» **What is being asked**
Drop every picture, then transcribe the remaining data exactly.
** START Listed records **
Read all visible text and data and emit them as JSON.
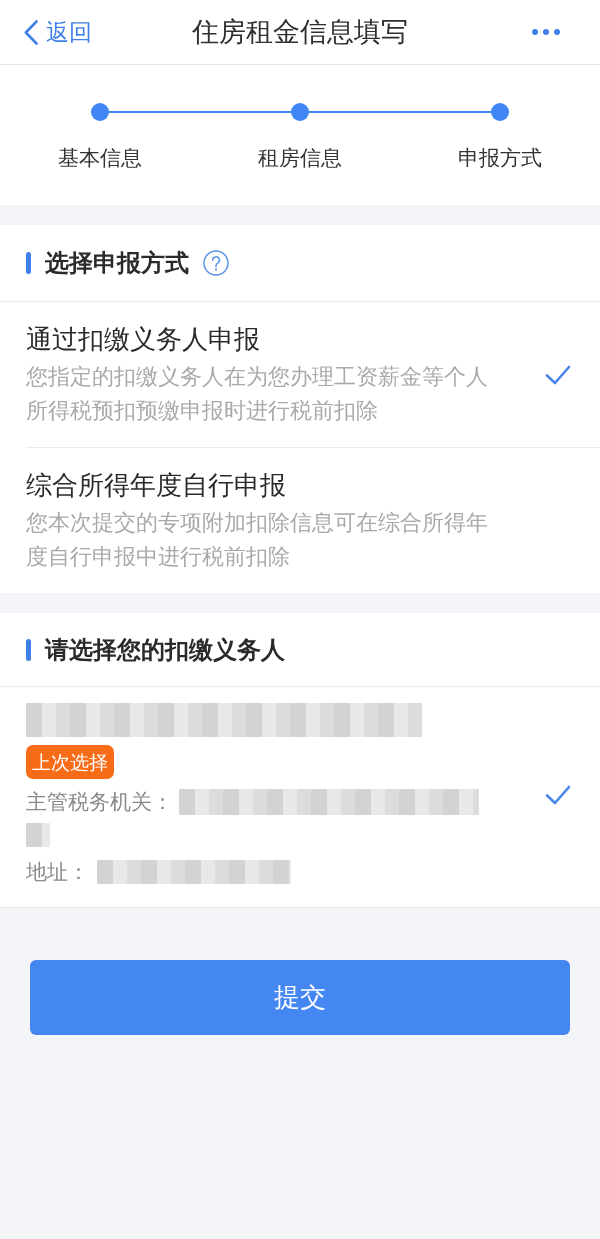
{
  "header": {
    "back_label": "返回",
    "title": "住房租金信息填写"
  },
  "steps": [
    {
      "label": "基本信息",
      "completed": true
    },
    {
      "label": "租房信息",
      "completed": true
    },
    {
      "label": "申报方式",
      "completed": true
    }
  ],
  "report_method": {
    "heading": "选择申报方式",
    "options": [
      {
        "title": "通过扣缴义务人申报",
        "description": "您指定的扣缴义务人在为您办理工资薪金等个人所得税预扣预缴申报时进行税前扣除",
        "selected": true
      },
      {
        "title": "综合所得年度自行申报",
        "description": "您本次提交的专项附加扣除信息可在综合所得年度自行申报中进行税前扣除",
        "selected": false
      }
    ]
  },
  "withholding_agent": {
    "heading": "请选择您的扣缴义务人",
    "agents": [
      {
        "badge": "上次选择",
        "authority_label": "主管税务机关：",
        "address_label": "地址：",
        "selected": true
      }
    ]
  },
  "submit_button": "提交"
}
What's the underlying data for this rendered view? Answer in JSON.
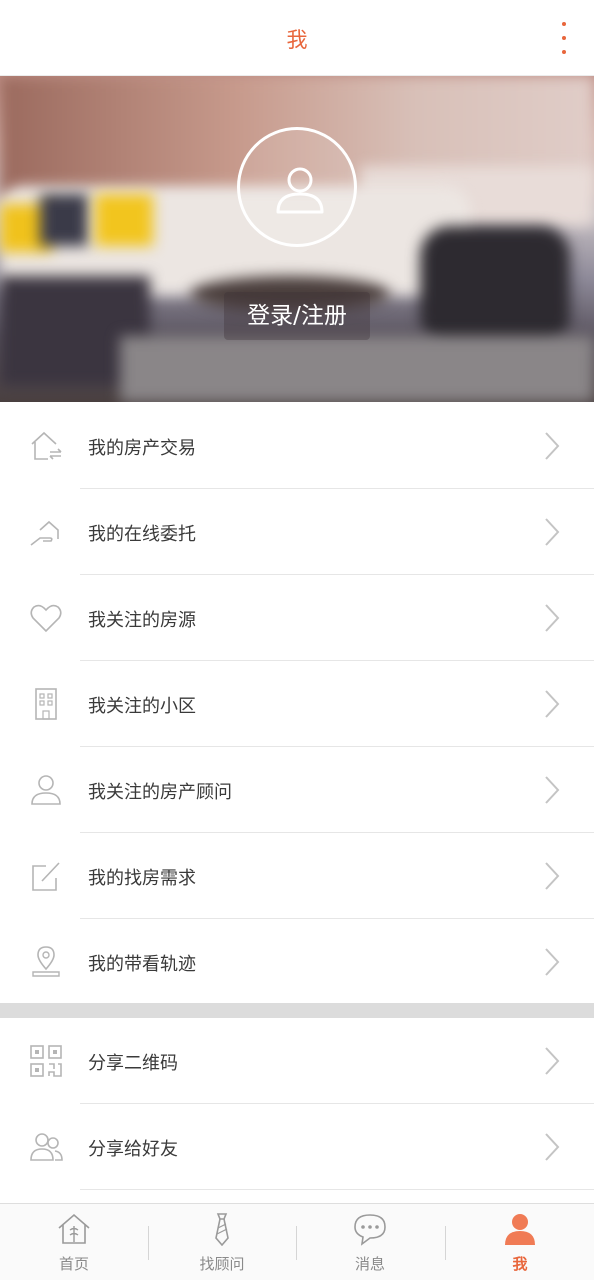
{
  "header": {
    "title": "我",
    "more_icon": "more-vertical-icon"
  },
  "banner": {
    "avatar_icon": "user-avatar-icon",
    "login_label": "登录/注册"
  },
  "menu": [
    {
      "label": "我的房产交易",
      "icon": "house-transaction-icon"
    },
    {
      "label": "我的在线委托",
      "icon": "hand-house-icon"
    },
    {
      "label": "我关注的房源",
      "icon": "heart-icon"
    },
    {
      "label": "我关注的小区",
      "icon": "building-icon"
    },
    {
      "label": "我关注的房产顾问",
      "icon": "person-icon"
    },
    {
      "label": "我的找房需求",
      "icon": "edit-note-icon"
    },
    {
      "label": "我的带看轨迹",
      "icon": "location-pin-icon"
    }
  ],
  "share": [
    {
      "label": "分享二维码",
      "icon": "qr-code-icon"
    },
    {
      "label": "分享给好友",
      "icon": "friends-icon"
    }
  ],
  "tabs": [
    {
      "label": "首页",
      "icon": "home-icon",
      "active": false
    },
    {
      "label": "找顾问",
      "icon": "tie-icon",
      "active": false
    },
    {
      "label": "消息",
      "icon": "chat-bubble-icon",
      "active": false
    },
    {
      "label": "我",
      "icon": "person-filled-icon",
      "active": true
    }
  ],
  "colors": {
    "accent": "#e8663c",
    "text": "#3a3a3a",
    "icon_gray": "#b5b5b5",
    "divider": "#e6e6e6"
  }
}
** END Listed records **
» **Result of this exercise**
Read all visible text and data and emit them as JSON.
{
  "header": {
    "back_label": "返回",
    "title": "住房租金信息填写"
  },
  "steps": [
    {
      "label": "基本信息",
      "completed": true
    },
    {
      "label": "租房信息",
      "completed": true
    },
    {
      "label": "申报方式",
      "completed": true
    }
  ],
  "report_method": {
    "heading": "选择申报方式",
    "options": [
      {
        "title": "通过扣缴义务人申报",
        "description": "您指定的扣缴义务人在为您办理工资薪金等个人所得税预扣预缴申报时进行税前扣除",
        "selected": true
      },
      {
        "title": "综合所得年度自行申报",
        "description": "您本次提交的专项附加扣除信息可在综合所得年度自行申报中进行税前扣除",
        "selected": false
      }
    ]
  },
  "withholding_agent": {
    "heading": "请选择您的扣缴义务人",
    "agents": [
      {
        "badge": "上次选择",
        "authority_label": "主管税务机关：",
        "address_label": "地址：",
        "selected": true
      }
    ]
  },
  "submit_button": "提交"
}
What's the underlying data for this rendered view? Answer in JSON.
{
  "header": {
    "title": "我",
    "more_icon": "more-vertical-icon"
  },
  "banner": {
    "avatar_icon": "user-avatar-icon",
    "login_label": "登录/注册"
  },
  "menu": [
    {
      "label": "我的房产交易",
      "icon": "house-transaction-icon"
    },
    {
      "label": "我的在线委托",
      "icon": "hand-house-icon"
    },
    {
      "label": "我关注的房源",
      "icon": "heart-icon"
    },
    {
      "label": "我关注的小区",
      "icon": "building-icon"
    },
    {
      "label": "我关注的房产顾问",
      "icon": "person-icon"
    },
    {
      "label": "我的找房需求",
      "icon": "edit-note-icon"
    },
    {
      "label": "我的带看轨迹",
      "icon": "location-pin-icon"
    }
  ],
  "share": [
    {
      "label": "分享二维码",
      "icon": "qr-code-icon"
    },
    {
      "label": "分享给好友",
      "icon": "friends-icon"
    }
  ],
  "tabs": [
    {
      "label": "首页",
      "icon": "home-icon",
      "active": false
    },
    {
      "label": "找顾问",
      "icon": "tie-icon",
      "active": false
    },
    {
      "label": "消息",
      "icon": "chat-bubble-icon",
      "active": false
    },
    {
      "label": "我",
      "icon": "person-filled-icon",
      "active": true
    }
  ],
  "colors": {
    "accent": "#e8663c",
    "text": "#3a3a3a",
    "icon_gray": "#b5b5b5",
    "divider": "#e6e6e6"
  }
}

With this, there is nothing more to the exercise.